_EXERCISE BRIEF_
Copy each line of the records that contains the word "name".

[Rows from a figure dataset]
━━━━━━━━━━━━━━━━

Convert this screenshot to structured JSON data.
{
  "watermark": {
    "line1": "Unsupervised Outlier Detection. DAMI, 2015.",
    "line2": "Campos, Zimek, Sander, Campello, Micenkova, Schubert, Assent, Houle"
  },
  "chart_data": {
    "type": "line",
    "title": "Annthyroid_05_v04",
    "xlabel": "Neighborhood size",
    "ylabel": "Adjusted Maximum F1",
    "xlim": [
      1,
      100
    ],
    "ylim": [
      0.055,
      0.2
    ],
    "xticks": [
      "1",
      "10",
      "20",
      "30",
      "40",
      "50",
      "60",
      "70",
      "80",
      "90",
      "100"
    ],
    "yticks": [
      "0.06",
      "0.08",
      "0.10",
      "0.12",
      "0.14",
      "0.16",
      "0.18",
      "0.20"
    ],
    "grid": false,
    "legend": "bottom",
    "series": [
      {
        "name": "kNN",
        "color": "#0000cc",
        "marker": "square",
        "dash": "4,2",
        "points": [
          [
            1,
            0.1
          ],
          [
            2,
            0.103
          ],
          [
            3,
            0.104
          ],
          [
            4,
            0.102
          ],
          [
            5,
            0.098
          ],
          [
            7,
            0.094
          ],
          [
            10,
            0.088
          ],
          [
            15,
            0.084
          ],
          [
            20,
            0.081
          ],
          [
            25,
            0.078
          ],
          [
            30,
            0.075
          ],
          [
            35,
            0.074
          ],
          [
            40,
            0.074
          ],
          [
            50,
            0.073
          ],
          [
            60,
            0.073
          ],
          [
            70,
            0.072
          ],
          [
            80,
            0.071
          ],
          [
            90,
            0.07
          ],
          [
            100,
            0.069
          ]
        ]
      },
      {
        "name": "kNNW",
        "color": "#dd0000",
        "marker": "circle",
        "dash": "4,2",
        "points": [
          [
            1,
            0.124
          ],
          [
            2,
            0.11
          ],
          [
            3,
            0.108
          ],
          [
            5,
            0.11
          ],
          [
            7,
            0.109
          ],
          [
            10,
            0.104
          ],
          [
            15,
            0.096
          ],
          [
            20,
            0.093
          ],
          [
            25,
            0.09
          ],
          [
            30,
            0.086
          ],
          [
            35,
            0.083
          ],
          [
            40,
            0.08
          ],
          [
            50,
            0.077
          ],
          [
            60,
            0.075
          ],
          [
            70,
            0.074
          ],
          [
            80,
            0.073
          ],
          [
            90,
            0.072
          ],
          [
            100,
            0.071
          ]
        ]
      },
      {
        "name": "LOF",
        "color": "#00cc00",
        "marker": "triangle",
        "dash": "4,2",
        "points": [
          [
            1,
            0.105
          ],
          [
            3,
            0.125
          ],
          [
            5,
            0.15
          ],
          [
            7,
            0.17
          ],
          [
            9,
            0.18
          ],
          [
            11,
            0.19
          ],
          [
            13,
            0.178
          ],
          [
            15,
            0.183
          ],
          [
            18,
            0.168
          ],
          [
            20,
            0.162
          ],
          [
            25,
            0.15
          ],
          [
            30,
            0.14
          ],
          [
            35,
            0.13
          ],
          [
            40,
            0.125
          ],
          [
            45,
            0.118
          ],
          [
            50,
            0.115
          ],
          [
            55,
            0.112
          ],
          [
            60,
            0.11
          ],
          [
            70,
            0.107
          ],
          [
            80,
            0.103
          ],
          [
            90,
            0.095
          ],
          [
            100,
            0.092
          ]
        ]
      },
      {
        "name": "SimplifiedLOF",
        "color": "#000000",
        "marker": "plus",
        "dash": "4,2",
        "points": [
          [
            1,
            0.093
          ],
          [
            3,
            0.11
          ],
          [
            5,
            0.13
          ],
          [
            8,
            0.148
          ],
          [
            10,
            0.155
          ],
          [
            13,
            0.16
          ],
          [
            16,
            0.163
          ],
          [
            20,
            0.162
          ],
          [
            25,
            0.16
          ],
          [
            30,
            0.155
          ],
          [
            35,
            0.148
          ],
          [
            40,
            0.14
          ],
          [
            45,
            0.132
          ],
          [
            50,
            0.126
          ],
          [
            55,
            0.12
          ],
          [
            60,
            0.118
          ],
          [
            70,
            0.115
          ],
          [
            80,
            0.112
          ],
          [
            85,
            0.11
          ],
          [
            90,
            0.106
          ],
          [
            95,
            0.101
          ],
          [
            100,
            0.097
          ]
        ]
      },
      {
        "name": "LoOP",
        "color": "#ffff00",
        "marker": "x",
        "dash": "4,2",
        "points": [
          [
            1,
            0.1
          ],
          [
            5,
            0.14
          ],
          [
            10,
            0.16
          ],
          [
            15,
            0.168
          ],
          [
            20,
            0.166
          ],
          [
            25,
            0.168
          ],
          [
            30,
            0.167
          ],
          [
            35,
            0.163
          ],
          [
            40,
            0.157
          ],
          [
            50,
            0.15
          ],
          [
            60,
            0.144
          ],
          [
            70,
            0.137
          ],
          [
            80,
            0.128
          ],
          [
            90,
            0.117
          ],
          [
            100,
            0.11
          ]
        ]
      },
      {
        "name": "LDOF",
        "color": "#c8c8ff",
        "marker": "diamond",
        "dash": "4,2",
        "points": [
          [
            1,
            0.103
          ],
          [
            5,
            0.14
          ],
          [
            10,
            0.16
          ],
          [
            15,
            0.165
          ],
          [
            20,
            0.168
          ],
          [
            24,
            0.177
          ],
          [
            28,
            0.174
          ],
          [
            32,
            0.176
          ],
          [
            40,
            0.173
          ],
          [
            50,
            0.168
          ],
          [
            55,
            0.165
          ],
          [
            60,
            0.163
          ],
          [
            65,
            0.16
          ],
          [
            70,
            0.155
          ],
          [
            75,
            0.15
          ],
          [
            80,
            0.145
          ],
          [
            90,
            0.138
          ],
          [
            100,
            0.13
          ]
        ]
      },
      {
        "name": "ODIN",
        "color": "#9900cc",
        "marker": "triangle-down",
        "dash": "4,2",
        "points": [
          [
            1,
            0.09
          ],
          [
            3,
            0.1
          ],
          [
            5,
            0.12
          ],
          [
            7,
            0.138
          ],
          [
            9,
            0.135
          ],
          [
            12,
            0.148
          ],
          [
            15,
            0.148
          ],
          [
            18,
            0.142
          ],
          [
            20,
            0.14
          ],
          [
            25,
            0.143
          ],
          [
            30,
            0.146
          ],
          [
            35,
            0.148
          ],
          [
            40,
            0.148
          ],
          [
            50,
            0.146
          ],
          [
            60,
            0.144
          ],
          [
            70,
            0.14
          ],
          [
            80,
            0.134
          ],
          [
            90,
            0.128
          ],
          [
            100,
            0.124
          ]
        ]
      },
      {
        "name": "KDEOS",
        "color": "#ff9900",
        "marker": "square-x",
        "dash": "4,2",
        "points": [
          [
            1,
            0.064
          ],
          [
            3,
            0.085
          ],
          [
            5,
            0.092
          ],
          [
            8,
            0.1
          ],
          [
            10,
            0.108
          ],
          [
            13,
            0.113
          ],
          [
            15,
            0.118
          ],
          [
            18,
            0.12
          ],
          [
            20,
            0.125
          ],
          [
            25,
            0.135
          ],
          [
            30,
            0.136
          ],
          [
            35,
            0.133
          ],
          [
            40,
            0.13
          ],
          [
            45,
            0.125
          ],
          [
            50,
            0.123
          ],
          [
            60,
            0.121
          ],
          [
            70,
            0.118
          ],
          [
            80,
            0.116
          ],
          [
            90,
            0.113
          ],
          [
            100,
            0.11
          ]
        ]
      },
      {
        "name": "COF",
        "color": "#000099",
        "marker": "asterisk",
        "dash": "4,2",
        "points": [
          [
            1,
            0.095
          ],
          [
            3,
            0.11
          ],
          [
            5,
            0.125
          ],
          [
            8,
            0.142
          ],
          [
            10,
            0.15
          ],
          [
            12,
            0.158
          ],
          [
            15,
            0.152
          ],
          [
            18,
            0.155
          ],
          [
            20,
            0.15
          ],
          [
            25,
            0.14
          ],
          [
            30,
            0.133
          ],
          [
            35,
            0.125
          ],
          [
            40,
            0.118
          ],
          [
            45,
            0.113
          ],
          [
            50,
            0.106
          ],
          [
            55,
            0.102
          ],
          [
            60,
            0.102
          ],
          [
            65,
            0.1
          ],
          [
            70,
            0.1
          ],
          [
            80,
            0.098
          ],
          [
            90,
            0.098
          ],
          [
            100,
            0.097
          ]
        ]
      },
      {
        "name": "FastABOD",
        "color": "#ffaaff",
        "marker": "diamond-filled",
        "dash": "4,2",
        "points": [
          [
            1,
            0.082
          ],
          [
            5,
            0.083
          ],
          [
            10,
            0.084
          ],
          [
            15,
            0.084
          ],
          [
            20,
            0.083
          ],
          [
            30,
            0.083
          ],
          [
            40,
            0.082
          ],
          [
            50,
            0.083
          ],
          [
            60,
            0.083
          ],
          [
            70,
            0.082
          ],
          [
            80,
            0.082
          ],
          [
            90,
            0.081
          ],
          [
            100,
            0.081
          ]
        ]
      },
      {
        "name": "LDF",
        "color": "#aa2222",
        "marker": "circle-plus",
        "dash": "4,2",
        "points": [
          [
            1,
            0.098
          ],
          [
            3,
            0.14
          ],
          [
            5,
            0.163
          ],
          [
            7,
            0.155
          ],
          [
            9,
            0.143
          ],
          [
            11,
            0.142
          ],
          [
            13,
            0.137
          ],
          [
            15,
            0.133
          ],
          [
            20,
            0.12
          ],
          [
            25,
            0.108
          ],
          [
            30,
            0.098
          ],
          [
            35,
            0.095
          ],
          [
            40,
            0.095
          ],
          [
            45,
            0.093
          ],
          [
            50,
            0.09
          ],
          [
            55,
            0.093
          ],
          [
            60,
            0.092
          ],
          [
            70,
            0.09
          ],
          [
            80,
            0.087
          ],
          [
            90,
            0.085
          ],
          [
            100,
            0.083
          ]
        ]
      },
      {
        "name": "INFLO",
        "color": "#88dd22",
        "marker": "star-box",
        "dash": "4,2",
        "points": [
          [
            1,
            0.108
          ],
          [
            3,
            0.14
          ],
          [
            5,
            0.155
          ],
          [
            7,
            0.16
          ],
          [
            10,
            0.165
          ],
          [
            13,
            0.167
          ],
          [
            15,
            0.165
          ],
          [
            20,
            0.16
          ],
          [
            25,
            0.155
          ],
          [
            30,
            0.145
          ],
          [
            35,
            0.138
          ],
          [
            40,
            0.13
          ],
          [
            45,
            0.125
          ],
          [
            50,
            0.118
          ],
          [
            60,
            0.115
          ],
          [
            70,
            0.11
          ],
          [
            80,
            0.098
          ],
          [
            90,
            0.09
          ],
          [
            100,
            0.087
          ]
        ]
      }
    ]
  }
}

━━━━━━━━━━━━━━━━

_RESULT_
        "name": "kNN",
        "name": "kNNW",
        "name": "LOF",
        "name": "SimplifiedLOF",
        "name": "LoOP",
        "name": "LDOF",
        "name": "ODIN",
        "name": "KDEOS",
        "name": "COF",
        "name": "FastABOD",
        "name": "LDF",
        "name": "INFLO",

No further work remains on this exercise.